■ **EXTRAIT FOURNI**:
----

CHAPITRE SECOND : LES ORGANISMES PRIVES
Nous allons tout d'abord étudier l'action de
l'organisme privé qui tient le rôle primordial dans le secteur de
la sécurité maritime, les sociétés de
classifications, avant d' analyser l'action des différents autres
acteurs que sont les affréteurs et les armateurs eux-mêmes.
§2.1 : LES SOCIETES DE CLASSIFICATION
Le premier des acteurs privés qui possède un
rôle à jouer en matière de sécurité maritime
est donc la société de classification du fait du rôle de
conseil qu'elle possède vis-à-vis des services des états
et des professionnels.
Son statut très particulier en fait le maillon qui
réalise la liaison entre les Etats et les armateurs, et de ce statut
naisse les premières difficultés d'appréhension du
rôle exacte que doit jouer la société de classification.
a) Présentation des sociétés de
classification :
A l'origine, fin XIX ème siècle, elles
répondaient à une demande des assureurs, elles relevaient le
nombre d'accidents sur tel ou tel navire de telle ou telle compagnie et
pouvaient ainsi servir de base de données auprès des assureurs
pour établir la qualité et la fiabilité des navires que
les assurances prenaient en charge.
A suivi une évolution technique de la marine et une
prise de conscience de la sécurité maritime suite au naufrage du
TITANIC ; des normes de constructions sont devenues obligatoires et
complexes.
De nos jours elles possèdent deux fonctions, l'une de
contrôle du respect de la réglementation technique et l'autre de
certification pour les différents états du pavillon pour lesquels
elles possèdent une accréditation.
En France seule l'établissement du certificat de franc
bord a été délégué aux
sociétés de classification dont les modalités
d'agrément sont régit par la division 140 (40).
Les sociétés de classification retenues par la France
sont le Bureau Veritas , le DNV , le Germanisher Lloyd et le Lloyd's register
of Shipping et sont nommées en annexe 140.1.A-1.
Pour être agréée par la France, une
société de classification doit au préalable correspondre
aux critères d'agrément de la Commission Européenne
suivant la directive 94. 57/CE modifiée et notamment son article 7.

----

■ **DONNÉES FOURNIES**:
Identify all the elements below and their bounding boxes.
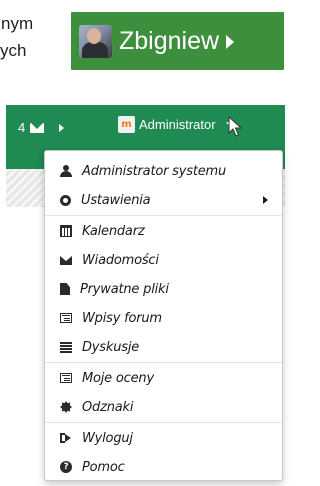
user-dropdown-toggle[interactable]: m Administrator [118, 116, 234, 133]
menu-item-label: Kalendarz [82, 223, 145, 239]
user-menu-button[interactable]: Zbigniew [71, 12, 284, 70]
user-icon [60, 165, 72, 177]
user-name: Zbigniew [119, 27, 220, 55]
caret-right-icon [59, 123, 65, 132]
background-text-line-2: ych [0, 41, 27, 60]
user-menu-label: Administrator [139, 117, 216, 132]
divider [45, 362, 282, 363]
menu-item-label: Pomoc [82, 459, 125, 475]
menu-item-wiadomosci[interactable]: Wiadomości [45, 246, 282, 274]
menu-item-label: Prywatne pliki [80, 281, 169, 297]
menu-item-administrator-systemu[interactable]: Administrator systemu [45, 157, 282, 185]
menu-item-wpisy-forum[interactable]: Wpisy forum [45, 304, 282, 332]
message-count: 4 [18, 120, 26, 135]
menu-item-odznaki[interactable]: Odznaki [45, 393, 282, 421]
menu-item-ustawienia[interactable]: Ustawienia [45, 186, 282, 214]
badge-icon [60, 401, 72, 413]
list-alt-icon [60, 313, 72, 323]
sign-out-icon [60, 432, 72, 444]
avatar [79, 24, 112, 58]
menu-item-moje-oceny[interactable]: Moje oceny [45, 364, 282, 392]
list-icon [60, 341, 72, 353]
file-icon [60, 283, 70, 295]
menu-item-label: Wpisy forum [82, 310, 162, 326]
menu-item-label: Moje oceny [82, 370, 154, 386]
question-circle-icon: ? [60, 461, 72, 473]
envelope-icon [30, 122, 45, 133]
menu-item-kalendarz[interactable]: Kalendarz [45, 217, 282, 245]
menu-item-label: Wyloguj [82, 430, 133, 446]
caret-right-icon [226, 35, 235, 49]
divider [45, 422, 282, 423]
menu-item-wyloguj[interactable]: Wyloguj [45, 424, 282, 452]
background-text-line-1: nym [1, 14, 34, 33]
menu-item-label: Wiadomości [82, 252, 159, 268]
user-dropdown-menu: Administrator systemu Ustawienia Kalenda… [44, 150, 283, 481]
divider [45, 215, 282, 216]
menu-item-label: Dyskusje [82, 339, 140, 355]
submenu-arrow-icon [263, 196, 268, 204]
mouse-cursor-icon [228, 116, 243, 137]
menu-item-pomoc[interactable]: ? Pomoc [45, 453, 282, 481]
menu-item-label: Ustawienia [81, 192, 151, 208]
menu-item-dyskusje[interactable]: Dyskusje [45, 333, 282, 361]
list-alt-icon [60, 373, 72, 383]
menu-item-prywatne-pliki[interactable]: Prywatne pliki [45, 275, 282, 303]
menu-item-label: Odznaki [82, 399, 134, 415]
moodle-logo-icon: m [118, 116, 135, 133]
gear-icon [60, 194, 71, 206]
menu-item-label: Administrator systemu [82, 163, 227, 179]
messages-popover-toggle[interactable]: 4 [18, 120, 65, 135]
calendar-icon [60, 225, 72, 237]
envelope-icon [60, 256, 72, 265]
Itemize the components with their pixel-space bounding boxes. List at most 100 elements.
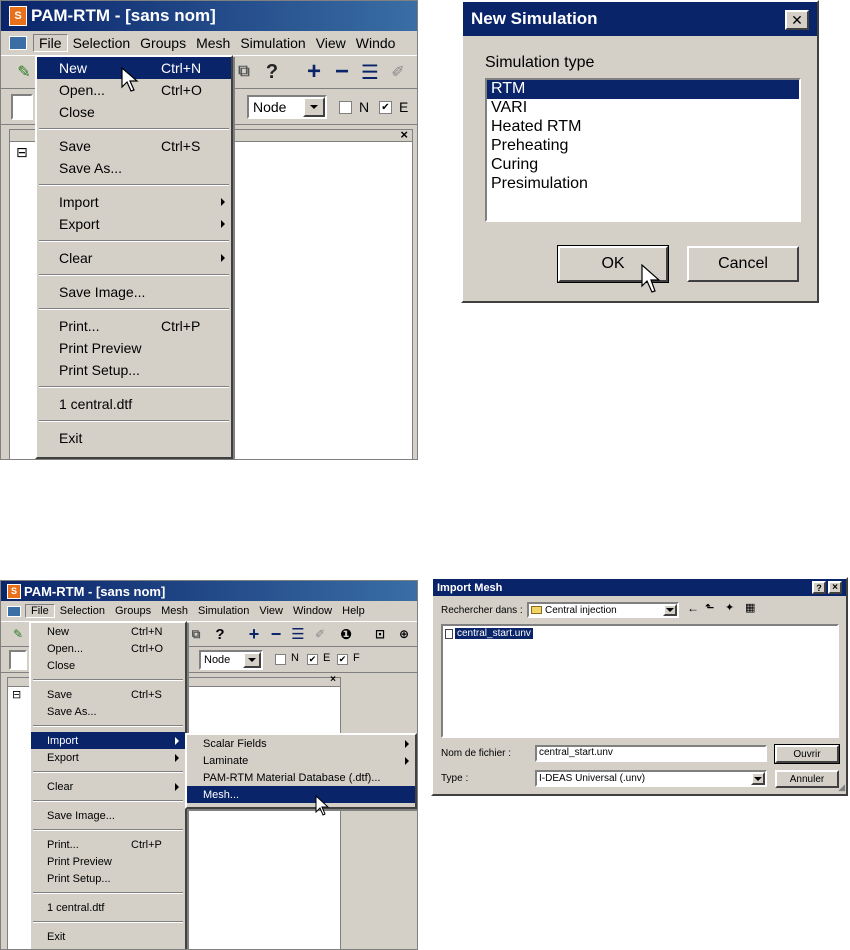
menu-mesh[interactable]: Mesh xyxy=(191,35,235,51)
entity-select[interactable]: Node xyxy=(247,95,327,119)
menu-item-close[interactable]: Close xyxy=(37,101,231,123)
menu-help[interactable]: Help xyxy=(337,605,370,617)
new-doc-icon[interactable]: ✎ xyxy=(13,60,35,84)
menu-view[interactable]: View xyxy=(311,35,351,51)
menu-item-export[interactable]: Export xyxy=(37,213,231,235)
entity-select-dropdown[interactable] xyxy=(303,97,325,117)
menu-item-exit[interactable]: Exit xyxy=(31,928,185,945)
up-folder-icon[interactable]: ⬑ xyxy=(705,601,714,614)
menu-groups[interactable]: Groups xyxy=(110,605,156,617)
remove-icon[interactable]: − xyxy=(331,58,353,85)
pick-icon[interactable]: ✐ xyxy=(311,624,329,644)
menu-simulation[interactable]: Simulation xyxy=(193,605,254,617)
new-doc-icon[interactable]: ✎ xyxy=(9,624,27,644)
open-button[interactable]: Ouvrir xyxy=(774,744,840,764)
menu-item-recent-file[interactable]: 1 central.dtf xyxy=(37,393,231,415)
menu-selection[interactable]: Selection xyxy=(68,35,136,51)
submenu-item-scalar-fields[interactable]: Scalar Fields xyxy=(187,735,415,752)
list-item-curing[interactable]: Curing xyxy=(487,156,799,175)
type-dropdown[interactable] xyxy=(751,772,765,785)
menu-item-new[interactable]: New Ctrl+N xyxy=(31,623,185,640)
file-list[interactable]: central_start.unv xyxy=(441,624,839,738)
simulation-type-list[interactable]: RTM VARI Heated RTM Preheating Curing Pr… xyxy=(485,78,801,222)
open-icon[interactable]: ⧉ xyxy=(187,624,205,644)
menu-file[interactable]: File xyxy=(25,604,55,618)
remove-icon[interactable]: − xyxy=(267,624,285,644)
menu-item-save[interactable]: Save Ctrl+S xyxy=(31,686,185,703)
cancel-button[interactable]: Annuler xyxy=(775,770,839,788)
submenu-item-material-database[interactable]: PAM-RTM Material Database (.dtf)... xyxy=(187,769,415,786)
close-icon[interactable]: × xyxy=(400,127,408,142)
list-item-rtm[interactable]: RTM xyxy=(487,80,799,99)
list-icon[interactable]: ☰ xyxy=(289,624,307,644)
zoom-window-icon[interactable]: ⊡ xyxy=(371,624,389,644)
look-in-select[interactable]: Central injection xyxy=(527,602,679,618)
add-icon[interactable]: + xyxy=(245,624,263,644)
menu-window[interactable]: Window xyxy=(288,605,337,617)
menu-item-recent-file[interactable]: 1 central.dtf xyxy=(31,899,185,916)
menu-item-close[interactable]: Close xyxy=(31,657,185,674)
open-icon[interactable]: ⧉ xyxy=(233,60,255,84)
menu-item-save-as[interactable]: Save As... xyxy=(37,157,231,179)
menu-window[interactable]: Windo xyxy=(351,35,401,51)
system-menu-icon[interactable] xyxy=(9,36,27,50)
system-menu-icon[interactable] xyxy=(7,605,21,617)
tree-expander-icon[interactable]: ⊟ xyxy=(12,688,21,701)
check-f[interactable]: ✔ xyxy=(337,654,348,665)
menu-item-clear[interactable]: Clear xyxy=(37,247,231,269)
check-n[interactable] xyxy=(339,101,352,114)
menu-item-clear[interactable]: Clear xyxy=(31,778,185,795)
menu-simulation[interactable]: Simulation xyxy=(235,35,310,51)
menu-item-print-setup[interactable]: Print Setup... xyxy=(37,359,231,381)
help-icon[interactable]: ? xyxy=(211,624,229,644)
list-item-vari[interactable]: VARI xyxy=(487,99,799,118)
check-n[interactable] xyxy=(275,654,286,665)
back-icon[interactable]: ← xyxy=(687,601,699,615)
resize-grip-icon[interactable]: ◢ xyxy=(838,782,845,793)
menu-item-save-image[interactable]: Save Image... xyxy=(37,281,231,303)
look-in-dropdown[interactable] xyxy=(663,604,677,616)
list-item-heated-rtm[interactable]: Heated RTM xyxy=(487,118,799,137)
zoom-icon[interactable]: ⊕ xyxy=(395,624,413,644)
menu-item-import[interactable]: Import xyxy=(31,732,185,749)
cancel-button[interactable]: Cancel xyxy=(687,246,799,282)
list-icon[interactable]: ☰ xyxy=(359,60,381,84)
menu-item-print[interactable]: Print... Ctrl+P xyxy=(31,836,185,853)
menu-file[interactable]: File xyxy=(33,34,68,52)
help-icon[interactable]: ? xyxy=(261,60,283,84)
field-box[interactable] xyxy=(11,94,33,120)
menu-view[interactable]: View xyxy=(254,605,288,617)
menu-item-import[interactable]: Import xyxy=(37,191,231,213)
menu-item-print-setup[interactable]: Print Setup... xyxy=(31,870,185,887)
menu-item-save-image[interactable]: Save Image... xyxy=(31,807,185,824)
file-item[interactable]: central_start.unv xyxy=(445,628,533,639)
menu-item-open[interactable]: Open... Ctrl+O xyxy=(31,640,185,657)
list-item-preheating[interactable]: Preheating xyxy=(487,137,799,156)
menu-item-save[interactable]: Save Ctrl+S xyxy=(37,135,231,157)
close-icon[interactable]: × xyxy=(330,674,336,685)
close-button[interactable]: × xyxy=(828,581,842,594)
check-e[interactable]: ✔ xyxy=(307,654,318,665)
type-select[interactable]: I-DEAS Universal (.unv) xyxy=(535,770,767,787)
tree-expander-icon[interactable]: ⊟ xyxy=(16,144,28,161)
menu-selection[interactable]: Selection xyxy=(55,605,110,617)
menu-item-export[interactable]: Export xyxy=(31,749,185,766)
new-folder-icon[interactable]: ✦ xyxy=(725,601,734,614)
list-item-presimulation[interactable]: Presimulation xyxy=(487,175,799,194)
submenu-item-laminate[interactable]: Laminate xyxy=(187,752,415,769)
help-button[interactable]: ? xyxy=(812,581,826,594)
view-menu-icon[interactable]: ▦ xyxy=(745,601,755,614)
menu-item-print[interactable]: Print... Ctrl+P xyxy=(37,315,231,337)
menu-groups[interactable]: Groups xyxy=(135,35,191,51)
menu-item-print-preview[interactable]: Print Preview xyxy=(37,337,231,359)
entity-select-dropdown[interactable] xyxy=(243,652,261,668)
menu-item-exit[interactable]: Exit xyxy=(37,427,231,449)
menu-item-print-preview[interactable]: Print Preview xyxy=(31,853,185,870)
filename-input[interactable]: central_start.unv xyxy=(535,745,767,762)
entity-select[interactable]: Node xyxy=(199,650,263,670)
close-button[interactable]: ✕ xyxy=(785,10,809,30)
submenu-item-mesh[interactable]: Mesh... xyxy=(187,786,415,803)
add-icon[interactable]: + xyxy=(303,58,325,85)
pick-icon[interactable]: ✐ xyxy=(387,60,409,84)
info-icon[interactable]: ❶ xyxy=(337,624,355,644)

----

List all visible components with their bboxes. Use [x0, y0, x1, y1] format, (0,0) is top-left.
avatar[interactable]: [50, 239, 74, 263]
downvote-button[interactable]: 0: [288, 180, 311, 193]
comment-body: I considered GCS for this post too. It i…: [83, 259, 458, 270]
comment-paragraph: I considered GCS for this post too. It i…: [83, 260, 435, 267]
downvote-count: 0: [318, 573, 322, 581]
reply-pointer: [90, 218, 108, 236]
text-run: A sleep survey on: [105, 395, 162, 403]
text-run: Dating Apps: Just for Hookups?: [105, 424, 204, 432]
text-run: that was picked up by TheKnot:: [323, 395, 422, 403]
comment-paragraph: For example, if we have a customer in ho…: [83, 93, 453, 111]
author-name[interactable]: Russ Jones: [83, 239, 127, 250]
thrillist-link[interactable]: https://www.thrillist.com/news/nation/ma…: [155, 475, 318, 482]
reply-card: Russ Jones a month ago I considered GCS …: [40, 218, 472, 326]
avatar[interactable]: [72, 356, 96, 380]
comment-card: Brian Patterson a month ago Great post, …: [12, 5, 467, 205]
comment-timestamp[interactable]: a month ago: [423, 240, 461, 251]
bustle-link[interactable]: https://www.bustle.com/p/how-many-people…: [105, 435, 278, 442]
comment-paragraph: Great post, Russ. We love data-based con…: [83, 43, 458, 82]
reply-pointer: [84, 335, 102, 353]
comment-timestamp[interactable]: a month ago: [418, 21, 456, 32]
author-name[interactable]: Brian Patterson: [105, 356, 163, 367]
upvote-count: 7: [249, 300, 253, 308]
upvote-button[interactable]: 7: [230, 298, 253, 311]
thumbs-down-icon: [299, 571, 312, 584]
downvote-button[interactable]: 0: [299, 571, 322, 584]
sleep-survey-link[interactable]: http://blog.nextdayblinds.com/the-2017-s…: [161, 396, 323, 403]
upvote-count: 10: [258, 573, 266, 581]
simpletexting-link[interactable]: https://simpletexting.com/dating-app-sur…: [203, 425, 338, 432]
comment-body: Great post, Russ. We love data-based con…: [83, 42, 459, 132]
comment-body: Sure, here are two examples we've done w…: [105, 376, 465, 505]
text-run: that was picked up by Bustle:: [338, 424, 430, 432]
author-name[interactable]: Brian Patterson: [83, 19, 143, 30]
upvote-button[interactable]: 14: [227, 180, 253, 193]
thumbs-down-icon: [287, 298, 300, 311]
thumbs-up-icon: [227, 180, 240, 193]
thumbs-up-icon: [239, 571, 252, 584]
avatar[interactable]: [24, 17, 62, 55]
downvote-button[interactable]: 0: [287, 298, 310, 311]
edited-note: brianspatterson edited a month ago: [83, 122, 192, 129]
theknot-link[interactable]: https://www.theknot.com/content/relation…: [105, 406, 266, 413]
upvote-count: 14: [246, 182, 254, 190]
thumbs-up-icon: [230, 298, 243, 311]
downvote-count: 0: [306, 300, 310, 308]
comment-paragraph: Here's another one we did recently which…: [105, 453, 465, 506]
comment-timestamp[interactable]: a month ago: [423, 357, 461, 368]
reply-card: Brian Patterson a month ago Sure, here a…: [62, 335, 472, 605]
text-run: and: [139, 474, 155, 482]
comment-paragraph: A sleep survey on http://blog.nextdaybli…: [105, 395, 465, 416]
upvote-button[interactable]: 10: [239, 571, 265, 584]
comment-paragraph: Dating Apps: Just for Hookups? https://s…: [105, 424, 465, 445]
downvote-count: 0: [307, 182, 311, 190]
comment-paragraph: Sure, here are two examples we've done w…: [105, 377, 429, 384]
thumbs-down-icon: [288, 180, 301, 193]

----

■ **TÂCHES À RÉALISER**:
a – Recopiez à l'identique les lignes des données fournies, en commençant par celle qui contient « menu-mesh[interactable]: Mesh xyxy=(191,35,235,51) » et en terminant par celle qui contient « menu-simulation[interactable]: Simulation xyxy=(193,605,254,617) ».
b – Reprenez l'extrait sur les sociétés de classification et poursuivez-le à partir de l'endroit où il s'interrompt.

■ **PROBLÈMES RÉSOLUS**:
a –
menu-mesh[interactable]: Mesh xyxy=(191,35,235,51)
entity-select[interactable]: Node xyxy=(247,95,327,119)
menu-item-close[interactable]: Close xyxy=(37,101,231,123)
menu-help[interactable]: Help xyxy=(337,605,370,617)
new-doc-icon[interactable]: ✎ xyxy=(13,60,35,84)
menu-view[interactable]: View xyxy=(311,35,351,51)
menu-item-export[interactable]: Export xyxy=(37,213,231,235)
entity-select-dropdown[interactable] xyxy=(303,97,325,117)
menu-item-exit[interactable]: Exit xyxy=(31,928,185,945)
up-folder-icon[interactable]: ⬑ xyxy=(705,601,714,614)
menu-groups[interactable]: Groups xyxy=(110,605,156,617)
remove-icon[interactable]: − xyxy=(331,58,353,85)
pick-icon[interactable]: ✐ xyxy=(311,624,329,644)
menu-simulation[interactable]: Simulation xyxy=(193,605,254,617)

b –
Concernant l'aspect de la conformité aux normes
techniques en vigueur, il est nécessaire de préciser que les
certificats statutaires délivrés par le France lors de
l'entrée d'un navire sous pavillon Français ou Kerguelen
s'effectuent tout d'abord en Commission Centrale de Sécurité mais
sur la base de documents et plan approuvés par une des
sociétés de classification précédemment
citées.
(40) : Sécurité des
navires, les organes techniques, parue au JO le 20 Novembre 1996.
b) Difficultés rencontrés par les
sociétés de classification :
Devant la multitude de sociétés de
classifications qui sont apparues milieu du XXème siècle, les
sociétés leader et les plus sérieuses se sont
regroupées au sein de l'IACS ( International Association of
Classification Societies ) afin d'harmoniser les règles techniques et
d'instaurer une charte de qualité. Crée le 11 septembre 1968,
l'IACS contrôle aujourd'hui 90 % du tonnage mondial et classe plus de
46000 navires. Elle possède un représentant permanent au sein de
l'OMI depuis 1976 et également un rôle consultatif.
Elle soumet ses membres à un audit triennal qui peut
mener à l'exclusion, comme cela a été le cas en 1997 avec
l'exclusion su Polish Register.
Elle respecte les normes de qualité EN 45004 (organisme
de contrôle) et EN 29001 et les modalités décrites en
annexe de la résolution A749/191.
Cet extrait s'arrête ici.